## Start Data provided
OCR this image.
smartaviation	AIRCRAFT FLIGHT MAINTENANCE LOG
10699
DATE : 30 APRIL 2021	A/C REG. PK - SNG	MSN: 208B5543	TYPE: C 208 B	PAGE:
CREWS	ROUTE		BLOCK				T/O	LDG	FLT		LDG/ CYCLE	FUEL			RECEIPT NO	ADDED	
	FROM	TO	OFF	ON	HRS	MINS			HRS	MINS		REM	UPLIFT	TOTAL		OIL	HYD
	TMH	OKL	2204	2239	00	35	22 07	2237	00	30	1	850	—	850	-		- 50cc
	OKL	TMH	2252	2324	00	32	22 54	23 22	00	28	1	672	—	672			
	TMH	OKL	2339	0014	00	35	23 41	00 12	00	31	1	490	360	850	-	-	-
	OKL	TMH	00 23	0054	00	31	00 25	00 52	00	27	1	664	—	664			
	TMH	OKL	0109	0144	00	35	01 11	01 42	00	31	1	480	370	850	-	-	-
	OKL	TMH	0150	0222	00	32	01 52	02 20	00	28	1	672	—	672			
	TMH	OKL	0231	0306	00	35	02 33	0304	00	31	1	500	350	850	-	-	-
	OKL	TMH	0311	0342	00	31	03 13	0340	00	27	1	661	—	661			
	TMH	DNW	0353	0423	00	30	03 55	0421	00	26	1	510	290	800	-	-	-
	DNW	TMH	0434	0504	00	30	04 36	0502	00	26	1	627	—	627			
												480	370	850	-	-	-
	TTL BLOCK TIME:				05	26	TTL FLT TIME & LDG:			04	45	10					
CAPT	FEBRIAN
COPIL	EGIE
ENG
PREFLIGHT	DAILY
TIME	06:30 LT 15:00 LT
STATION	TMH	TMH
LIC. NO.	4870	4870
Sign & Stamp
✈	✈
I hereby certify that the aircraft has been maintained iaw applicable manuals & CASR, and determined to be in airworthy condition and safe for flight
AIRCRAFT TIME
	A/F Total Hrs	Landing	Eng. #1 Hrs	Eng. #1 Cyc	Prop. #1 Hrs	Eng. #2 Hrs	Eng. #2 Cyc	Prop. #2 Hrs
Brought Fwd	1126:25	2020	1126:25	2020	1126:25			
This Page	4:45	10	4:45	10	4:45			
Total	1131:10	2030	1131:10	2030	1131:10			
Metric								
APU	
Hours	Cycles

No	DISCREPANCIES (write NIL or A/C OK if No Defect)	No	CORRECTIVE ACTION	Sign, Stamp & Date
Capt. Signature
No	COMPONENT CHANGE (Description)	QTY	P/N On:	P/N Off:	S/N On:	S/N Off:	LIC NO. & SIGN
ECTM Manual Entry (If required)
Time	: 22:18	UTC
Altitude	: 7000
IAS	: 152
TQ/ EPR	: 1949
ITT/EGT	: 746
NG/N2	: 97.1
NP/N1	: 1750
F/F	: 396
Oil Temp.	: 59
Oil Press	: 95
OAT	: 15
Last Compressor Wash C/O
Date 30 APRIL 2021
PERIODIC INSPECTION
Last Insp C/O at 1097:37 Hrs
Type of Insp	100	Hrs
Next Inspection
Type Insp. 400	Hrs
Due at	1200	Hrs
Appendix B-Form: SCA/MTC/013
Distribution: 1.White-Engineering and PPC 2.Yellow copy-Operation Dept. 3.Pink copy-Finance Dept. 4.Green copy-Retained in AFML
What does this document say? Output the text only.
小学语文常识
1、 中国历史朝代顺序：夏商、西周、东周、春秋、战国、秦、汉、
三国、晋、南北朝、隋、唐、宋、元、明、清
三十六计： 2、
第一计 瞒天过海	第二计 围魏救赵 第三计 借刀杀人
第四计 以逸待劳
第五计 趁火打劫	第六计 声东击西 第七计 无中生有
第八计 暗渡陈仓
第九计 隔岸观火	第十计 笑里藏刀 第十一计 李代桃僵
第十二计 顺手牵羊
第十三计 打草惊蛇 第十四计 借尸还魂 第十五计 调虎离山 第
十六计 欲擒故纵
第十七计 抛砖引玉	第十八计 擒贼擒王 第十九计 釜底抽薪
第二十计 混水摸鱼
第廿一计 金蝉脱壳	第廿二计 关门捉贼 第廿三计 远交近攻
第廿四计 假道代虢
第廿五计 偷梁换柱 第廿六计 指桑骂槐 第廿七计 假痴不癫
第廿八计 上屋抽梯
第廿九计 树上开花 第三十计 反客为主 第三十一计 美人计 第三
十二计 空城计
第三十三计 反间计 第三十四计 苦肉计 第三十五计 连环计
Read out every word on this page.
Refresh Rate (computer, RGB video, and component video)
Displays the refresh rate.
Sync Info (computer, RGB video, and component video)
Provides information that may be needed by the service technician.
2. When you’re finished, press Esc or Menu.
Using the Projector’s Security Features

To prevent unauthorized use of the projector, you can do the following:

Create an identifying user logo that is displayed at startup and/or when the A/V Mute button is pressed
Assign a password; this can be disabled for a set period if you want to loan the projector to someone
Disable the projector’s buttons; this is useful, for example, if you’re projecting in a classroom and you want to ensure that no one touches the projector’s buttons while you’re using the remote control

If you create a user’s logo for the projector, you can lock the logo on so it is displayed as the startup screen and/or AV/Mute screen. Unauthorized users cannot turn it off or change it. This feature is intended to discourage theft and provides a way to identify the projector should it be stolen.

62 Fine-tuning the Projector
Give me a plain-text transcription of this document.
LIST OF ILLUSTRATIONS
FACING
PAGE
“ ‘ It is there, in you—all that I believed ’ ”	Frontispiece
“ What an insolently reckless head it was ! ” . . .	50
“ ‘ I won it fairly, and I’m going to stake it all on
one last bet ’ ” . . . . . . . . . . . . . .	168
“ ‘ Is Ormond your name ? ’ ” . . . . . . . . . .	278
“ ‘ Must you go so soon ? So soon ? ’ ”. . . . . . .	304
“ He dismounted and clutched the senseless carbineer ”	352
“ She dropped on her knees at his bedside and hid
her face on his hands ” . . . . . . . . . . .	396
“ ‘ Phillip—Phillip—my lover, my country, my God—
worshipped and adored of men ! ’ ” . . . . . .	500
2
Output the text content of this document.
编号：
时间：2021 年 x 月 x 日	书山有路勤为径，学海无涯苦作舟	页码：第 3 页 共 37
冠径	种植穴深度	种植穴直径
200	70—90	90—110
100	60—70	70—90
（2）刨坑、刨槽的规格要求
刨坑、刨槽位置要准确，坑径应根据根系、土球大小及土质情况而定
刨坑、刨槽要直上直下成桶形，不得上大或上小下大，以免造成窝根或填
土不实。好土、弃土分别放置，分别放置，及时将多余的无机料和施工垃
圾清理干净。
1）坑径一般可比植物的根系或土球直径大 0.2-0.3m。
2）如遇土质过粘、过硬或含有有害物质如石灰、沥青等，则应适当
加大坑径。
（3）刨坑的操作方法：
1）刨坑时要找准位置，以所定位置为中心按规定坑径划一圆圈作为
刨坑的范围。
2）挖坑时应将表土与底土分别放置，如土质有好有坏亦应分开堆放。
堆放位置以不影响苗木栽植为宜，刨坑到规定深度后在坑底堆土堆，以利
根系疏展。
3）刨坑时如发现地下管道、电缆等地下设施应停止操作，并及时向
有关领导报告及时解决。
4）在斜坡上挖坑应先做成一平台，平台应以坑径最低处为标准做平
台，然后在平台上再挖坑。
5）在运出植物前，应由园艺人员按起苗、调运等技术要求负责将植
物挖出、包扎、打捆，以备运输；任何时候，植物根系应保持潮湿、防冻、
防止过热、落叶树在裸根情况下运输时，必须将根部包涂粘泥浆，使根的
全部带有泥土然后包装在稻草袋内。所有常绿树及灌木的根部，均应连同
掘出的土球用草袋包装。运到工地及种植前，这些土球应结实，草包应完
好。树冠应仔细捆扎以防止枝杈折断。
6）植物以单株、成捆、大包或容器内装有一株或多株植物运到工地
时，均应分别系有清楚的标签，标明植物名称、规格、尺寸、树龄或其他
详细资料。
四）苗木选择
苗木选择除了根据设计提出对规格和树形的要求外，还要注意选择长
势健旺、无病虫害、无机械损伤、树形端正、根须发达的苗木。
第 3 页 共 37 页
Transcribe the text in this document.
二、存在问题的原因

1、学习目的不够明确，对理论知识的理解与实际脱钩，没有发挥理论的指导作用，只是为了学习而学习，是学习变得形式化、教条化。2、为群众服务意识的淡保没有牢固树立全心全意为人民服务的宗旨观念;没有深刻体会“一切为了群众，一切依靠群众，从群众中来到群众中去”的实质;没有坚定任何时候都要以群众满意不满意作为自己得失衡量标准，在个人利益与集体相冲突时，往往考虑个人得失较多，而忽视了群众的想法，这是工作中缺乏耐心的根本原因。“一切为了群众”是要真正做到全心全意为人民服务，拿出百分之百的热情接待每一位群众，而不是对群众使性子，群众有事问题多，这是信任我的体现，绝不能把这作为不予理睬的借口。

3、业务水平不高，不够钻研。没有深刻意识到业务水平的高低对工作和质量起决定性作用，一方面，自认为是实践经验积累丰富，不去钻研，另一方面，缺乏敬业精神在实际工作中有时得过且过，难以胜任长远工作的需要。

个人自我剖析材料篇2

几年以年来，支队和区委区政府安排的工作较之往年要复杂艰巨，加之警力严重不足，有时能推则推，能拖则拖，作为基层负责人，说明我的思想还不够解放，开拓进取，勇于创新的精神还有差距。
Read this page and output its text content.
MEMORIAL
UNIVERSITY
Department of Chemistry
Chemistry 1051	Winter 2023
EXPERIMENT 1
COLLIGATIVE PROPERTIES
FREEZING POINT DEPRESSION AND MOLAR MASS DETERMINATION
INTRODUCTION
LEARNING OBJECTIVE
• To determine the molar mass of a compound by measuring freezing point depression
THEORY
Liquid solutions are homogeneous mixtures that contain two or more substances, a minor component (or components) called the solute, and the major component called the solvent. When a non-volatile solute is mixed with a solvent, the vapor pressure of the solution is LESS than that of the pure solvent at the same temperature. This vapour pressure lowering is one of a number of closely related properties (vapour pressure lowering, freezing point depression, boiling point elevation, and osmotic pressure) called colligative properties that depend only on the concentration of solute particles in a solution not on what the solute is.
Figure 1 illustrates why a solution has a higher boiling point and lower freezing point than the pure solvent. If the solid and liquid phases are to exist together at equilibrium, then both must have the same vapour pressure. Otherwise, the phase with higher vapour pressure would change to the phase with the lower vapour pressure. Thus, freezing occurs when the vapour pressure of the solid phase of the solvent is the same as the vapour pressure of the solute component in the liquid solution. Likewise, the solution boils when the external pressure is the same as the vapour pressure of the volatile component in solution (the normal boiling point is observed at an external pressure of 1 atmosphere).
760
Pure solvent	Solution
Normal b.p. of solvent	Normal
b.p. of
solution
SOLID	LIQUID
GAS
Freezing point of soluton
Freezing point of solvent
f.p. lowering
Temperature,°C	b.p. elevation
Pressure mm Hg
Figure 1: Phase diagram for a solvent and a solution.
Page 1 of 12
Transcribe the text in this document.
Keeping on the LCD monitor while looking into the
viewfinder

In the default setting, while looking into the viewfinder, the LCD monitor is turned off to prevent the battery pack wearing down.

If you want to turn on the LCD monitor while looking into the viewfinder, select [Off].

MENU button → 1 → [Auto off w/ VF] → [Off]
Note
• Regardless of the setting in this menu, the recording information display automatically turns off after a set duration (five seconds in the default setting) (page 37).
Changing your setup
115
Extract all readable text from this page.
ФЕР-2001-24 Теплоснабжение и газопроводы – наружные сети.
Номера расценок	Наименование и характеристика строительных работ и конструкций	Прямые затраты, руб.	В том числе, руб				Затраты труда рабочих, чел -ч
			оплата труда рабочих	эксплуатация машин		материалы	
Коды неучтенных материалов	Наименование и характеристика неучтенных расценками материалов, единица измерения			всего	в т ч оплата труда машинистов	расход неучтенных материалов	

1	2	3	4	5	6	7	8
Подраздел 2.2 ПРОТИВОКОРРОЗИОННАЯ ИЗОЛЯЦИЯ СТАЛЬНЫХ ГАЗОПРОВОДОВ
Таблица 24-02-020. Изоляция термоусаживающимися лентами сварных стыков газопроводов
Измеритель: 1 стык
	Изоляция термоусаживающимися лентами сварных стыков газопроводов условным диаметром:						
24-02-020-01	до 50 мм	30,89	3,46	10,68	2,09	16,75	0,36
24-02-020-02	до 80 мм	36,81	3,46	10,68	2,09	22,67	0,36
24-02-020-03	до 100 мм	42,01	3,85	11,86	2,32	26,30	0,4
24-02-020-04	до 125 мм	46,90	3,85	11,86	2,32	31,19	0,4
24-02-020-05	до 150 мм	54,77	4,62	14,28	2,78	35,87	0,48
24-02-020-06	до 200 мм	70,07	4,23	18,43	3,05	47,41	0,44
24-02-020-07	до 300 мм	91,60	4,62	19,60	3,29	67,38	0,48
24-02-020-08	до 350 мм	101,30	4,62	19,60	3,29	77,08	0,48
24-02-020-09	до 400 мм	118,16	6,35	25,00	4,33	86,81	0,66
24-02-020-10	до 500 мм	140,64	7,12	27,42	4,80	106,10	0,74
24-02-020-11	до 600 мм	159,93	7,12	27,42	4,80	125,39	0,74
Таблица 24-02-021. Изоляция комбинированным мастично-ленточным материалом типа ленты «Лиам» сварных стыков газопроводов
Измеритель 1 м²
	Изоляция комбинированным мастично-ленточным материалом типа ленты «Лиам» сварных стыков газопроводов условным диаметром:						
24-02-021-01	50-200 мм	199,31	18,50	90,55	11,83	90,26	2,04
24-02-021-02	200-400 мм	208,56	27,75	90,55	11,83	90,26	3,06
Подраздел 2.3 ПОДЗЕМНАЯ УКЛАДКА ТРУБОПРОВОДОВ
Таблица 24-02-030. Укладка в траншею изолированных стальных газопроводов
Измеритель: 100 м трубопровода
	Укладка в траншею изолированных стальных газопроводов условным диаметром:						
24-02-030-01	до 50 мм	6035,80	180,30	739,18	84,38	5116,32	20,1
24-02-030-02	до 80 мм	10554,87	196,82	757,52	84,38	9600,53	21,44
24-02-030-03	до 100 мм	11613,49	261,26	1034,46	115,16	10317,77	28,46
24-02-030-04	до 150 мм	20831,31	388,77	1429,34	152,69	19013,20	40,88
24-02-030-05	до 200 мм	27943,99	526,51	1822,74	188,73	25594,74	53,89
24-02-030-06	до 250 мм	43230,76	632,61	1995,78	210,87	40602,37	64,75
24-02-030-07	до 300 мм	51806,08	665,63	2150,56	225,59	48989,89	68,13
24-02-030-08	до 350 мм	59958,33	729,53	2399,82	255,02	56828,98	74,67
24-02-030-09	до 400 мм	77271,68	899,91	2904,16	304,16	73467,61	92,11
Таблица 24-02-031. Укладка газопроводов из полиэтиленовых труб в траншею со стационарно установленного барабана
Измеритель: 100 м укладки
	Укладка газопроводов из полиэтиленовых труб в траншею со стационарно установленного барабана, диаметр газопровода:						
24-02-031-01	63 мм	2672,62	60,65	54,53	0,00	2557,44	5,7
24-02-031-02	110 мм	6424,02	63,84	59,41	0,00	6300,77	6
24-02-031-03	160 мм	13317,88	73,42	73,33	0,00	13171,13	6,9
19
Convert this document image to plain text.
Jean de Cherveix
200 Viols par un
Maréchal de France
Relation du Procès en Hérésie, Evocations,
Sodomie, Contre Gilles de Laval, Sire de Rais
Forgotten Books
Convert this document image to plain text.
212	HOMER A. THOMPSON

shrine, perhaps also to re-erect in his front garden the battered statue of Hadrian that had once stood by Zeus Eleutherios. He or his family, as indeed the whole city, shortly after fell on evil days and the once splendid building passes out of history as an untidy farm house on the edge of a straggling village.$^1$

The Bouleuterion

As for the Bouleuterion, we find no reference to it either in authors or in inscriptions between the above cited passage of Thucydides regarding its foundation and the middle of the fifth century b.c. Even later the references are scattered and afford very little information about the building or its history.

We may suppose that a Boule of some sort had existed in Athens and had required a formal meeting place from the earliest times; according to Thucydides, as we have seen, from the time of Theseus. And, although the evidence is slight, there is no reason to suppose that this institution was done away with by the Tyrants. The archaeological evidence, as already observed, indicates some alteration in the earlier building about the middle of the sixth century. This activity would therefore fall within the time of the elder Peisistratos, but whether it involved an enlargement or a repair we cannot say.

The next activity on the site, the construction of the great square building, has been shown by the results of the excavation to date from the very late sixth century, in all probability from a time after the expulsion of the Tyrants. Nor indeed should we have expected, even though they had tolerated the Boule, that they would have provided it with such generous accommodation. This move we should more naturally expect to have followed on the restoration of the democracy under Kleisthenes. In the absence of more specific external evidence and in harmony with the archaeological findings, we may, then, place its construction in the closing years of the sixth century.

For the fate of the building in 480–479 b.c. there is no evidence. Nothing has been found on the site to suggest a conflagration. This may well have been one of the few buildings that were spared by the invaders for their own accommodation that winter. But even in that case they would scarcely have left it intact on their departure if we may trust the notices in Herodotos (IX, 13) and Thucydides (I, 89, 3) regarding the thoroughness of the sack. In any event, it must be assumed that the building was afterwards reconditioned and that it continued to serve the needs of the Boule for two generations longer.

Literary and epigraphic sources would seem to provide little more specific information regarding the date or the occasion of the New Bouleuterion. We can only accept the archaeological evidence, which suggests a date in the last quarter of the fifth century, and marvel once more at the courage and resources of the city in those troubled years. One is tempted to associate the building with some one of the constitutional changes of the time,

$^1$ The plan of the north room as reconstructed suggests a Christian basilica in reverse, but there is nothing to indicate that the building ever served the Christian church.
## End Data provided
» **Short task**:
Where a line above contains the word "viewfinder", copy that line.

» **Written reply**:
viewfinder
In the default setting, while looking into the viewfinder, the LCD monitor is turned off to prevent the battery pack wearing down.
If you want to turn on the LCD monitor while looking into the viewfinder, select [Off].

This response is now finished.